Direction
Output every record word for word.

Provided entries
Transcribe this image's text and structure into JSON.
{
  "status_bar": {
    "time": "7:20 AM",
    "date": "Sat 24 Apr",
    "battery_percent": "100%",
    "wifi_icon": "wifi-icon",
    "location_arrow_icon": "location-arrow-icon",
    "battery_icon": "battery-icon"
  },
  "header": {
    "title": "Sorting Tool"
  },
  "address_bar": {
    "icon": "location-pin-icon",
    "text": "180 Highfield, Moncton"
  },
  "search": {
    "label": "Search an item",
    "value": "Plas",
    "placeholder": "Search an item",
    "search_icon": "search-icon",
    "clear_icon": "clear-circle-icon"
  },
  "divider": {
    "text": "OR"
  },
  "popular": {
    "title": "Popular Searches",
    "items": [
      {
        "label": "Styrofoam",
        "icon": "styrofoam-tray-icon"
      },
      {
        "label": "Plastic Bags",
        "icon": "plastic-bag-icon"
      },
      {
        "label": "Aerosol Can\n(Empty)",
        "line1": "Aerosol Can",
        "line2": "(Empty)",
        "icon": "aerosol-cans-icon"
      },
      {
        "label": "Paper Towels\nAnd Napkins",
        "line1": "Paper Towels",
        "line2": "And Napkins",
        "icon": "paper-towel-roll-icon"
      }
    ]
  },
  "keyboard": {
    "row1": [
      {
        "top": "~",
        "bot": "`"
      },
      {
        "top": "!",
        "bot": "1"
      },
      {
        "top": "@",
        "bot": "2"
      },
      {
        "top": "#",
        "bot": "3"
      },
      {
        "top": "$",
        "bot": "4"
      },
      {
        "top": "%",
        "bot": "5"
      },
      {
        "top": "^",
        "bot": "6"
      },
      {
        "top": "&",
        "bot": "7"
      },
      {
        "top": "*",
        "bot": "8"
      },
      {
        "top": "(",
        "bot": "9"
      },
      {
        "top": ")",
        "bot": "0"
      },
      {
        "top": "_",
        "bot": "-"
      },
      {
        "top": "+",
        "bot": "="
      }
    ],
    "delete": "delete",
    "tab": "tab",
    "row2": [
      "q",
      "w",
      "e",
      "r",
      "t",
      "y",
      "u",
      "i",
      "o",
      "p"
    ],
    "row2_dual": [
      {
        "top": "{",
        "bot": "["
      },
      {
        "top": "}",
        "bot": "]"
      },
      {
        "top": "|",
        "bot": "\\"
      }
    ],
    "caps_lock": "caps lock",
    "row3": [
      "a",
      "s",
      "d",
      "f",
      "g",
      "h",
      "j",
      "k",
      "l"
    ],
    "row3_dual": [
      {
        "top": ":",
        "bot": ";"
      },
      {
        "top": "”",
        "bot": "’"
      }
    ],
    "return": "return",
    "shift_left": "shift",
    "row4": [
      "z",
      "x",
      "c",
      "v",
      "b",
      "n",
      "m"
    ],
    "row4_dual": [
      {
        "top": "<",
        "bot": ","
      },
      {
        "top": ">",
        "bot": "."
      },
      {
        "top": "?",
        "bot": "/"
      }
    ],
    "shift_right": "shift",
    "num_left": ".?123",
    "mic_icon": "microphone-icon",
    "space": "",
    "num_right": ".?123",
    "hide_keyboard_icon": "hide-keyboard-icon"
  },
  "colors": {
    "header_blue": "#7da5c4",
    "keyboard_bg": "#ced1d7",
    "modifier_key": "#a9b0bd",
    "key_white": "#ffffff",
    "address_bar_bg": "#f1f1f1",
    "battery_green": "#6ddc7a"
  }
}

Written response
Transcribe this image's text and structure into JSON.
{
  "status_bar": {
    "time": "7:20 AM",
    "date": "Sat 24 Apr",
    "battery_percent": "100%",
    "wifi_icon": "wifi-icon",
    "location_arrow_icon": "location-arrow-icon",
    "battery_icon": "battery-icon"
  },
  "header": {
    "title": "Sorting Tool"
  },
  "address_bar": {
    "icon": "location-pin-icon",
    "text": "180 Highfield, Moncton"
  },
  "search": {
    "label": "Search an item",
    "value": "Plas",
    "placeholder": "Search an item",
    "search_icon": "search-icon",
    "clear_icon": "clear-circle-icon"
  },
  "divider": {
    "text": "OR"
  },
  "popular": {
    "title": "Popular Searches",
    "items": [
      {
        "label": "Styrofoam",
        "icon": "styrofoam-tray-icon"
      },
      {
        "label": "Plastic Bags",
        "icon": "plastic-bag-icon"
      },
      {
        "label": "Aerosol Can\n(Empty)",
        "line1": "Aerosol Can",
        "line2": "(Empty)",
        "icon": "aerosol-cans-icon"
      },
      {
        "label": "Paper Towels\nAnd Napkins",
        "line1": "Paper Towels",
        "line2": "And Napkins",
        "icon": "paper-towel-roll-icon"
      }
    ]
  },
  "keyboard": {
    "row1": [
      {
        "top": "~",
        "bot": "`"
      },
      {
        "top": "!",
        "bot": "1"
      },
      {
        "top": "@",
        "bot": "2"
      },
      {
        "top": "#",
        "bot": "3"
      },
      {
        "top": "$",
        "bot": "4"
      },
      {
        "top": "%",
        "bot": "5"
      },
      {
        "top": "^",
        "bot": "6"
      },
      {
        "top": "&",
        "bot": "7"
      },
      {
        "top": "*",
        "bot": "8"
      },
      {
        "top": "(",
        "bot": "9"
      },
      {
        "top": ")",
        "bot": "0"
      },
      {
        "top": "_",
        "bot": "-"
      },
      {
        "top": "+",
        "bot": "="
      }
    ],
    "delete": "delete",
    "tab": "tab",
    "row2": [
      "q",
      "w",
      "e",
      "r",
      "t",
      "y",
      "u",
      "i",
      "o",
      "p"
    ],
    "row2_dual": [
      {
        "top": "{",
        "bot": "["
      },
      {
        "top": "}",
        "bot": "]"
      },
      {
        "top": "|",
        "bot": "\\"
      }
    ],
    "caps_lock": "caps lock",
    "row3": [
      "a",
      "s",
      "d",
      "f",
      "g",
      "h",
      "j",
      "k",
      "l"
    ],
    "row3_dual": [
      {
        "top": ":",
        "bot": ";"
      },
      {
        "top": "”",
        "bot": "’"
      }
    ],
    "return": "return",
    "shift_left": "shift",
    "row4": [
      "z",
      "x",
      "c",
      "v",
      "b",
      "n",
      "m"
    ],
    "row4_dual": [
      {
        "top": "<",
        "bot": ","
      },
      {
        "top": ">",
        "bot": "."
      },
      {
        "top": "?",
        "bot": "/"
      }
    ],
    "shift_right": "shift",
    "num_left": ".?123",
    "mic_icon": "microphone-icon",
    "space": "",
    "num_right": ".?123",
    "hide_keyboard_icon": "hide-keyboard-icon"
  },
  "colors": {
    "header_blue": "#7da5c4",
    "keyboard_bg": "#ced1d7",
    "modifier_key": "#a9b0bd",
    "key_white": "#ffffff",
    "address_bar_bg": "#f1f1f1",
    "battery_green": "#6ddc7a"
  }
}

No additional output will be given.